- **Given problem**
Restate, word for word, all of the material shown below.

Source data
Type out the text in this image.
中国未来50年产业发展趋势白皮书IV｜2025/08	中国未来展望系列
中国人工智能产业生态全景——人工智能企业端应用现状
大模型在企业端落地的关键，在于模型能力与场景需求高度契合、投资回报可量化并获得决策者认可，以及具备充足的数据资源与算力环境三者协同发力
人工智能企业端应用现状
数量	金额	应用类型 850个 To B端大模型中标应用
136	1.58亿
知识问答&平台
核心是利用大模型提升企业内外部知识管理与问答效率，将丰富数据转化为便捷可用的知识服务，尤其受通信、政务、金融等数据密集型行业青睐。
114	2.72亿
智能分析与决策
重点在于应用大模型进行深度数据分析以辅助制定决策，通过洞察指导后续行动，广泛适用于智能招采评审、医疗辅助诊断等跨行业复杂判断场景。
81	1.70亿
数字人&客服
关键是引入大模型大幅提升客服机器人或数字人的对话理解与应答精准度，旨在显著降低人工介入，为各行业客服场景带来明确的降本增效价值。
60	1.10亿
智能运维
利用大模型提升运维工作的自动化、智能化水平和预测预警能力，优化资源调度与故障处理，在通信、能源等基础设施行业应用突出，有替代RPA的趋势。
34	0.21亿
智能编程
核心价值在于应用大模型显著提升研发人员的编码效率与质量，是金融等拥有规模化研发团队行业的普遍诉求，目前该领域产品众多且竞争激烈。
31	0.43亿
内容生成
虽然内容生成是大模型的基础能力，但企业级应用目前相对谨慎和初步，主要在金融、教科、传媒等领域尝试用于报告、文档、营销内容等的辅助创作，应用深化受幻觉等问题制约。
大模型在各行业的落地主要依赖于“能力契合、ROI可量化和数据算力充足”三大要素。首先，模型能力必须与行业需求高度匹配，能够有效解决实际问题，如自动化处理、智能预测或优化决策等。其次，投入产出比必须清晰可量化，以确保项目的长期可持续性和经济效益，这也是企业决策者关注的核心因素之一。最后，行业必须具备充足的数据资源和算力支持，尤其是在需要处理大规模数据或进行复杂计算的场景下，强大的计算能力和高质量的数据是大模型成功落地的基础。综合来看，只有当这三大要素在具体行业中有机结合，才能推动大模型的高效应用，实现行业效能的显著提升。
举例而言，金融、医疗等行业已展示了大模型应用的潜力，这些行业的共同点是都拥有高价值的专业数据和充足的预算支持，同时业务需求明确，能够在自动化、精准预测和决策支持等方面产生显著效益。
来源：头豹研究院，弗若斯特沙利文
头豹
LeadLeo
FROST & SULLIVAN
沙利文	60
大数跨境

- **Final result**
Type out the text in this image.
中国未来50年产业发展趋势白皮书IV｜2025/08	中国未来展望系列
中国人工智能产业生态全景——人工智能企业端应用现状
大模型在企业端落地的关键，在于模型能力与场景需求高度契合、投资回报可量化并获得决策者认可，以及具备充足的数据资源与算力环境三者协同发力
人工智能企业端应用现状
数量	金额	应用类型 850个 To B端大模型中标应用
136	1.58亿
知识问答&平台
核心是利用大模型提升企业内外部知识管理与问答效率，将丰富数据转化为便捷可用的知识服务，尤其受通信、政务、金融等数据密集型行业青睐。
114	2.72亿
智能分析与决策
重点在于应用大模型进行深度数据分析以辅助制定决策，通过洞察指导后续行动，广泛适用于智能招采评审、医疗辅助诊断等跨行业复杂判断场景。
81	1.70亿
数字人&客服
关键是引入大模型大幅提升客服机器人或数字人的对话理解与应答精准度，旨在显著降低人工介入，为各行业客服场景带来明确的降本增效价值。
60	1.10亿
智能运维
利用大模型提升运维工作的自动化、智能化水平和预测预警能力，优化资源调度与故障处理，在通信、能源等基础设施行业应用突出，有替代RPA的趋势。
34	0.21亿
智能编程
核心价值在于应用大模型显著提升研发人员的编码效率与质量，是金融等拥有规模化研发团队行业的普遍诉求，目前该领域产品众多且竞争激烈。
31	0.43亿
内容生成
虽然内容生成是大模型的基础能力，但企业级应用目前相对谨慎和初步，主要在金融、教科、传媒等领域尝试用于报告、文档、营销内容等的辅助创作，应用深化受幻觉等问题制约。
大模型在各行业的落地主要依赖于“能力契合、ROI可量化和数据算力充足”三大要素。首先，模型能力必须与行业需求高度匹配，能够有效解决实际问题，如自动化处理、智能预测或优化决策等。其次，投入产出比必须清晰可量化，以确保项目的长期可持续性和经济效益，这也是企业决策者关注的核心因素之一。最后，行业必须具备充足的数据资源和算力支持，尤其是在需要处理大规模数据或进行复杂计算的场景下，强大的计算能力和高质量的数据是大模型成功落地的基础。综合来看，只有当这三大要素在具体行业中有机结合，才能推动大模型的高效应用，实现行业效能的显著提升。
举例而言，金融、医疗等行业已展示了大模型应用的潜力，这些行业的共同点是都拥有高价值的专业数据和充足的预算支持，同时业务需求明确，能够在自动化、精准预测和决策支持等方面产生显著效益。
来源：头豹研究院，弗若斯特沙利文
头豹
LeadLeo
FROST & SULLIVAN
沙利文	60
大数跨境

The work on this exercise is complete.